Set task A
In the TFR passage, what state do the SCs give the ports during the ports pruning operation?
Set task B
Reproduce the part of the TFR passage starting at "The second step" and ending at "the slave ports.".

Supplied passage
The second step in the TFR approach is to identify the live MCs to the slave nodes in order to elect the best master between them and to reestablish the master–slave synchronization hierarchy, depending on the MC and the active ports of the slave nodes. As a result of the previous step, each MC in the network segment will broadcast an Announce message toward the SCs after receiving the Link-Alive message. This Announce message contains the local clock timing of the MC; depending on this particular message, the SC identifies the accuracy of each MC in the network. Subsequently, the slave ports receive the Announce message and start by performing a Best-Master election operation that selects the best MC between all the clocks that transmitted the Announce message toward the slave ports.

Specifically, this operation performs the standard BMC algorithm to identify the best MC in the network segment based on the clock accuracy of the MC. After electing the best MC, the nodes perform the synchronization hierarchy rebalancing operation by establishing the synchronization tree based on the active ports of the slave nodes that exclusively received the Announce message. Afterwards, the SCs perform the ports pruning operation to prevent a loop inside the PTP network by changing the state of these ports to a passive state. Furthermore, this process excludes the main ports of the synchronization from the ports pruning operation by maintaining the state of these ports as active ports.

Dataset extract
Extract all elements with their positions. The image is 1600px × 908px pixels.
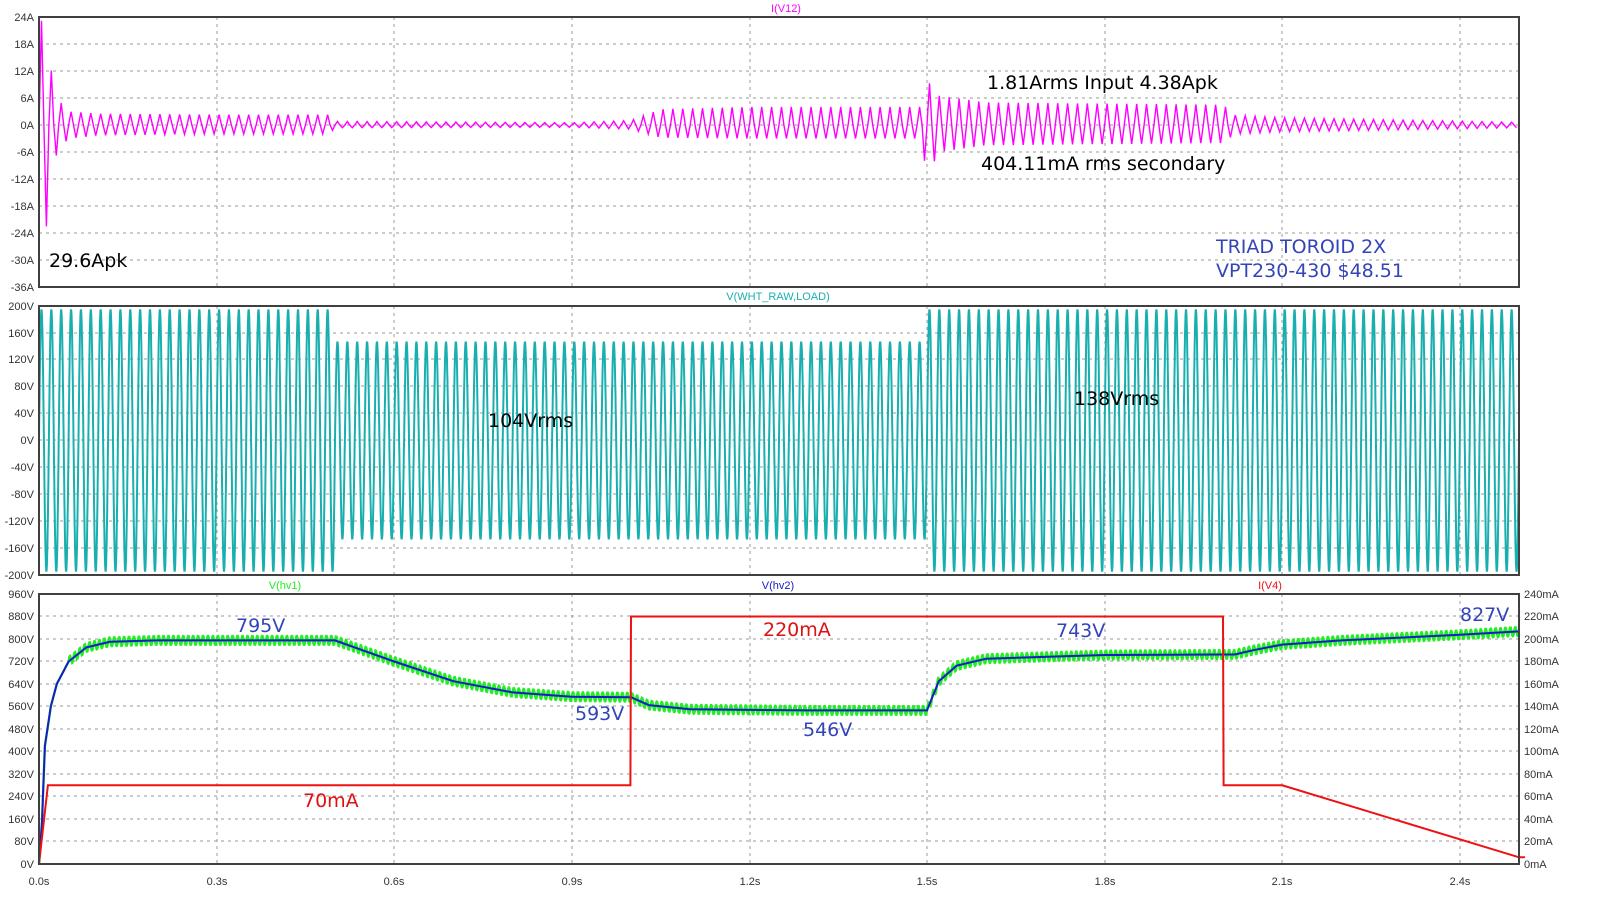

Finished answer A
A passive state.

Finished answer B
The second step in the TFR approach is to identify the live MCs to the slave nodes in order to elect the best master between them and to reestablish the master–slave synchronization hierarchy, depending on the MC and the active ports of the slave nodes. As a result of the previous step, each MC in the network segment will broadcast an Announce message toward the SCs after receiving the Link-Alive message. This Announce message contains the local clock timing of the MC; depending on this particular message, the SC identifies the accuracy of each MC in the network. Subsequently, the slave ports receive the Announce message and start by performing a Best-Master election operation that selects the best MC between all the clocks that transmitted the Announce message toward the slave ports.